Locate the word "title" in the data below, then copy every line that holds it.

------------------------------------------------------------

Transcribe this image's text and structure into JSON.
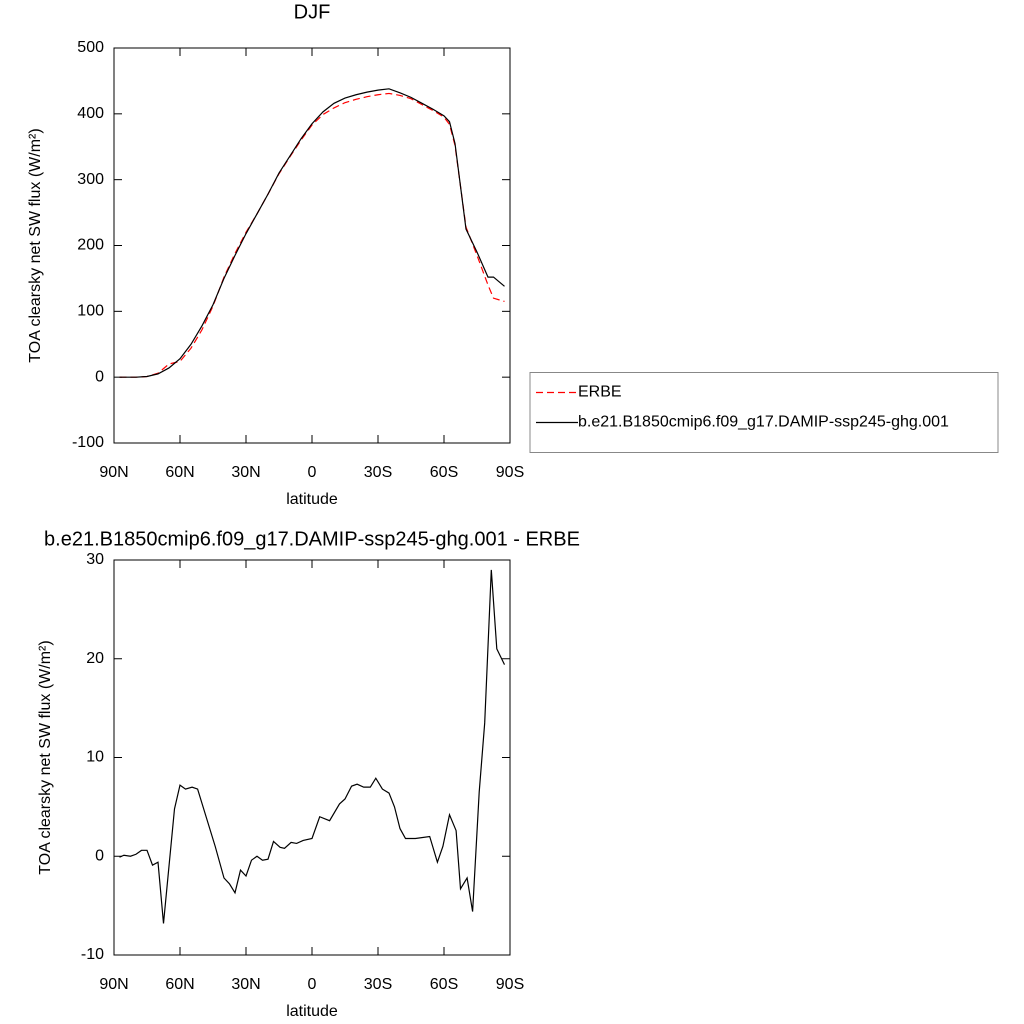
{
  "chart_data": [
    {
      "type": "line",
      "title": "DJF",
      "xlabel": "latitude",
      "ylabel": "TOA clearsky net SW flux (W/m²)",
      "x": [
        87.5,
        80,
        75,
        70,
        65,
        60,
        55,
        50,
        45,
        40,
        35,
        30,
        25,
        20,
        15,
        10,
        5,
        0,
        -5,
        -10,
        -15,
        -20,
        -25,
        -30,
        -35,
        -40,
        -45,
        -50,
        -55,
        -60,
        -62.5,
        -65,
        -67.5,
        -70,
        -75,
        -80,
        -82.5,
        -87.5
      ],
      "series": [
        {
          "name": "ERBE",
          "color": "#ff0000",
          "dashed": true,
          "values": [
            0,
            0,
            1,
            6,
            20,
            24,
            44,
            72,
            108,
            152,
            188,
            220,
            248,
            278,
            309,
            335,
            360,
            383,
            399,
            409,
            417,
            422,
            426,
            429,
            431,
            428,
            423,
            414,
            405,
            395,
            384,
            352,
            290,
            228,
            185,
            140,
            120,
            115
          ]
        },
        {
          "name": "b.e21.B1850cmip6.f09_g17.DAMIP-ssp245-ghg.001",
          "color": "#000000",
          "dashed": false,
          "values": [
            0,
            0,
            1,
            5,
            14,
            28,
            50,
            78,
            110,
            150,
            185,
            218,
            248,
            278,
            310,
            336,
            362,
            385,
            403,
            416,
            424,
            429,
            433,
            436,
            438,
            432,
            425,
            416,
            407,
            397,
            388,
            355,
            290,
            225,
            190,
            152,
            152,
            138
          ]
        }
      ],
      "xlim": [
        90,
        -90
      ],
      "xticks": [
        {
          "value": 90,
          "label": "90N"
        },
        {
          "value": 60,
          "label": "60N"
        },
        {
          "value": 30,
          "label": "30N"
        },
        0,
        {
          "value": -30,
          "label": "30S"
        },
        {
          "value": -60,
          "label": "60S"
        },
        {
          "value": -90,
          "label": "90S"
        }
      ],
      "ylim": [
        -100,
        500
      ],
      "yticks": [
        -100,
        0,
        100,
        200,
        300,
        400,
        500
      ],
      "legend": "right"
    },
    {
      "type": "line",
      "title": "b.e21.B1850cmip6.f09_g17.DAMIP-ssp245-ghg.001 - ERBE",
      "xlabel": "latitude",
      "ylabel": "TOA clearsky net SW flux (W/m²)",
      "x": [
        87.5,
        85.5,
        82.5,
        80,
        77.5,
        75,
        72.5,
        70,
        67.5,
        62.5,
        60,
        57.5,
        54.5,
        52,
        44,
        40,
        37.5,
        35,
        32.5,
        30,
        27.5,
        25,
        22.5,
        20,
        17.5,
        14.5,
        12.5,
        9.5,
        7,
        4,
        0,
        -3.5,
        -8,
        -12.5,
        -15,
        -18,
        -20.5,
        -23.5,
        -26.5,
        -29,
        -32,
        -35,
        -37.5,
        -40,
        -42.5,
        -47,
        -53.5,
        -57,
        -59.5,
        -62.5,
        -65.5,
        -67.5,
        -70.5,
        -73,
        -76,
        -78.5,
        -81.5,
        -84,
        -87.5
      ],
      "series": [
        {
          "name": "b.e21.B1850cmip6.f09_g17.DAMIP-ssp245-ghg.001 - ERBE",
          "color": "#000000",
          "dashed": false,
          "values": [
            -0.1,
            0.1,
            0,
            0.2,
            0.6,
            0.6,
            -0.9,
            -0.6,
            -6.8,
            4.8,
            7.2,
            6.8,
            7.0,
            6.8,
            1.0,
            -2.2,
            -2.8,
            -3.7,
            -1.4,
            -2.0,
            -0.4,
            0,
            -0.4,
            -0.3,
            1.5,
            0.9,
            0.8,
            1.4,
            1.3,
            1.6,
            1.8,
            4.0,
            3.6,
            5.3,
            5.8,
            7.1,
            7.3,
            7.0,
            7.0,
            7.9,
            6.8,
            6.4,
            5.0,
            2.8,
            1.8,
            1.8,
            2.0,
            -0.6,
            1.0,
            4.2,
            2.6,
            -3.3,
            -2.2,
            -5.6,
            6.5,
            13.5,
            29,
            21,
            19.4
          ]
        }
      ],
      "xlim": [
        90,
        -90
      ],
      "xticks": [
        {
          "value": 90,
          "label": "90N"
        },
        {
          "value": 60,
          "label": "60N"
        },
        {
          "value": 30,
          "label": "30N"
        },
        0,
        {
          "value": -30,
          "label": "30S"
        },
        {
          "value": -60,
          "label": "60S"
        },
        {
          "value": -90,
          "label": "90S"
        }
      ],
      "ylim": [
        -10,
        30
      ],
      "yticks": [
        -10,
        0,
        10,
        20,
        30
      ]
    }
  ]
}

------------------------------------------------------------

■ SOLUTION TO THE PROBLEM ■
      "title": "DJF",
      "title": "b.e21.B1850cmip6.f09_g17.DAMIP-ssp245-ghg.001 - ERBE",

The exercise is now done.